GIVEN INSTRUCTION -> Repeat each record exactly. Any picture gets left out.

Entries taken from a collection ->
........

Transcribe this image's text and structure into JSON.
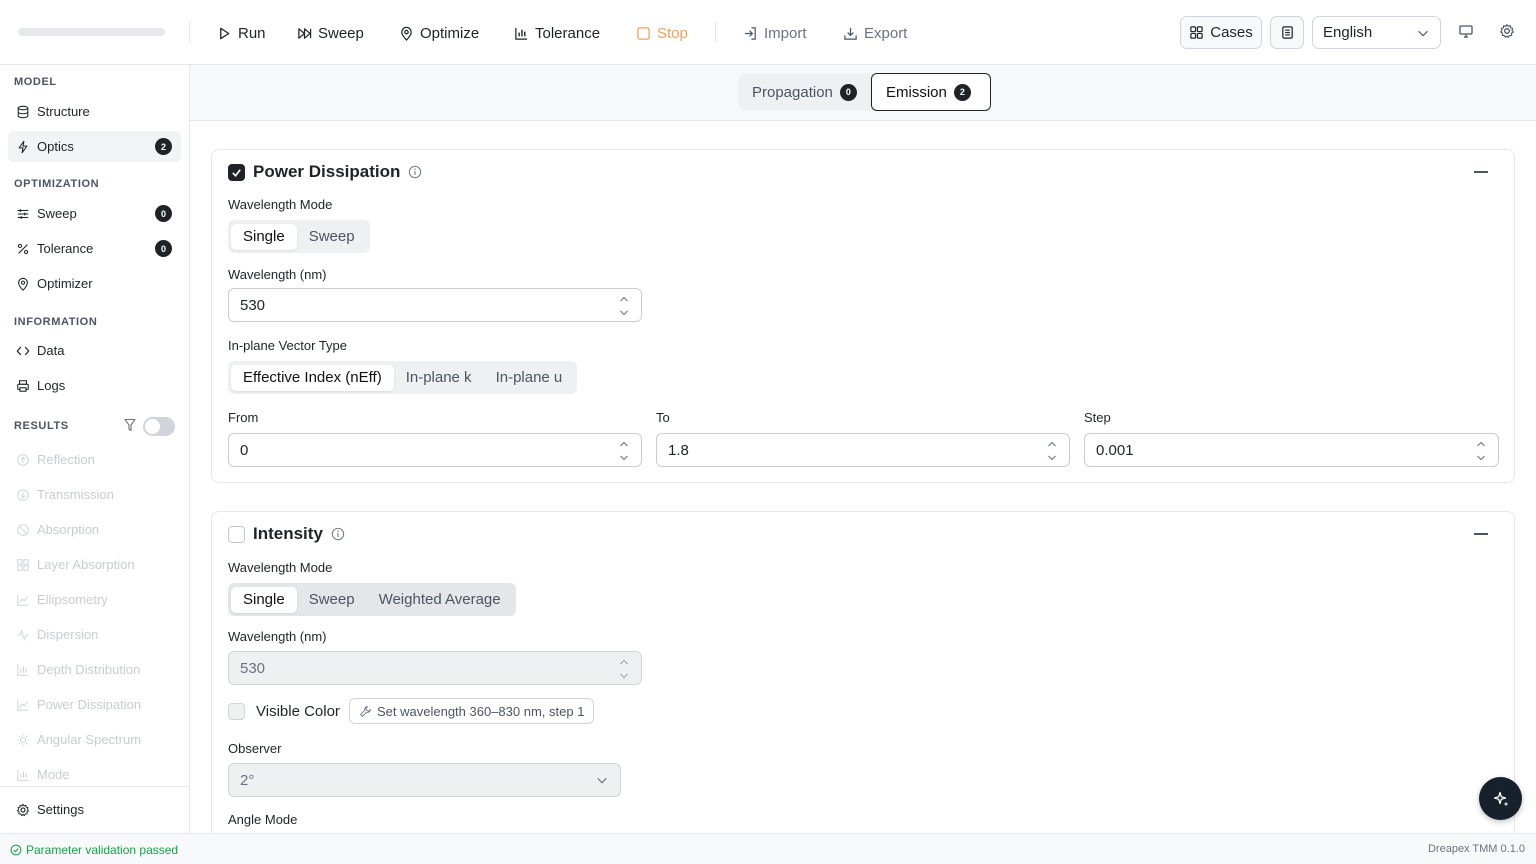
{
  "toolbar": {
    "run": "Run",
    "sweep": "Sweep",
    "optimize": "Optimize",
    "tolerance": "Tolerance",
    "stop": "Stop",
    "import": "Import",
    "export": "Export",
    "cases": "Cases",
    "language": "English"
  },
  "sidebar": {
    "model_title": "MODEL",
    "structure": "Structure",
    "optics": "Optics",
    "optics_badge": "2",
    "optimization_title": "OPTIMIZATION",
    "sweep": "Sweep",
    "sweep_badge": "0",
    "tolerance": "Tolerance",
    "tolerance_badge": "0",
    "optimizer": "Optimizer",
    "information_title": "INFORMATION",
    "data": "Data",
    "logs": "Logs",
    "results_title": "RESULTS",
    "results_filter_enabled": false,
    "results": [
      "Reflection",
      "Transmission",
      "Absorption",
      "Layer Absorption",
      "Ellipsometry",
      "Dispersion",
      "Depth Distribution",
      "Power Dissipation",
      "Angular Spectrum",
      "Mode"
    ],
    "settings": "Settings"
  },
  "tabs": {
    "propagation": "Propagation",
    "propagation_badge": "0",
    "emission": "Emission",
    "emission_badge": "2"
  },
  "power_dissipation": {
    "title": "Power Dissipation",
    "enabled": true,
    "wavelength_mode_label": "Wavelength Mode",
    "mode_single": "Single",
    "mode_sweep": "Sweep",
    "wavelength_label": "Wavelength (nm)",
    "wavelength_value": "530",
    "vector_type_label": "In-plane Vector Type",
    "vector_neff": "Effective Index (nEff)",
    "vector_k": "In-plane k",
    "vector_u": "In-plane u",
    "from_label": "From",
    "from_value": "0",
    "to_label": "To",
    "to_value": "1.8",
    "step_label": "Step",
    "step_value": "0.001"
  },
  "intensity": {
    "title": "Intensity",
    "enabled": false,
    "wavelength_mode_label": "Wavelength Mode",
    "mode_single": "Single",
    "mode_sweep": "Sweep",
    "mode_weighted": "Weighted Average",
    "wavelength_label": "Wavelength (nm)",
    "wavelength_value": "530",
    "visible_color_label": "Visible Color",
    "visible_color_hint": "Set wavelength 360–830 nm, step 1",
    "observer_label": "Observer",
    "observer_value": "2°",
    "angle_mode_label": "Angle Mode"
  },
  "status": {
    "message": "Parameter validation passed",
    "version": "Dreapex TMM 0.1.0"
  },
  "colors": {
    "accent_dark": "#1f2328",
    "stop": "#f0a15a",
    "success": "#16a34a"
  }
}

........

RESULT BELOW ->
Transcribe this image's text and structure into JSON.
{
  "toolbar": {
    "run": "Run",
    "sweep": "Sweep",
    "optimize": "Optimize",
    "tolerance": "Tolerance",
    "stop": "Stop",
    "import": "Import",
    "export": "Export",
    "cases": "Cases",
    "language": "English"
  },
  "sidebar": {
    "model_title": "MODEL",
    "structure": "Structure",
    "optics": "Optics",
    "optics_badge": "2",
    "optimization_title": "OPTIMIZATION",
    "sweep": "Sweep",
    "sweep_badge": "0",
    "tolerance": "Tolerance",
    "tolerance_badge": "0",
    "optimizer": "Optimizer",
    "information_title": "INFORMATION",
    "data": "Data",
    "logs": "Logs",
    "results_title": "RESULTS",
    "results_filter_enabled": false,
    "results": [
      "Reflection",
      "Transmission",
      "Absorption",
      "Layer Absorption",
      "Ellipsometry",
      "Dispersion",
      "Depth Distribution",
      "Power Dissipation",
      "Angular Spectrum",
      "Mode"
    ],
    "settings": "Settings"
  },
  "tabs": {
    "propagation": "Propagation",
    "propagation_badge": "0",
    "emission": "Emission",
    "emission_badge": "2"
  },
  "power_dissipation": {
    "title": "Power Dissipation",
    "enabled": true,
    "wavelength_mode_label": "Wavelength Mode",
    "mode_single": "Single",
    "mode_sweep": "Sweep",
    "wavelength_label": "Wavelength (nm)",
    "wavelength_value": "530",
    "vector_type_label": "In-plane Vector Type",
    "vector_neff": "Effective Index (nEff)",
    "vector_k": "In-plane k",
    "vector_u": "In-plane u",
    "from_label": "From",
    "from_value": "0",
    "to_label": "To",
    "to_value": "1.8",
    "step_label": "Step",
    "step_value": "0.001"
  },
  "intensity": {
    "title": "Intensity",
    "enabled": false,
    "wavelength_mode_label": "Wavelength Mode",
    "mode_single": "Single",
    "mode_sweep": "Sweep",
    "mode_weighted": "Weighted Average",
    "wavelength_label": "Wavelength (nm)",
    "wavelength_value": "530",
    "visible_color_label": "Visible Color",
    "visible_color_hint": "Set wavelength 360–830 nm, step 1",
    "observer_label": "Observer",
    "observer_value": "2°",
    "angle_mode_label": "Angle Mode"
  },
  "status": {
    "message": "Parameter validation passed",
    "version": "Dreapex TMM 0.1.0"
  },
  "colors": {
    "accent_dark": "#1f2328",
    "stop": "#f0a15a",
    "success": "#16a34a"
  }
}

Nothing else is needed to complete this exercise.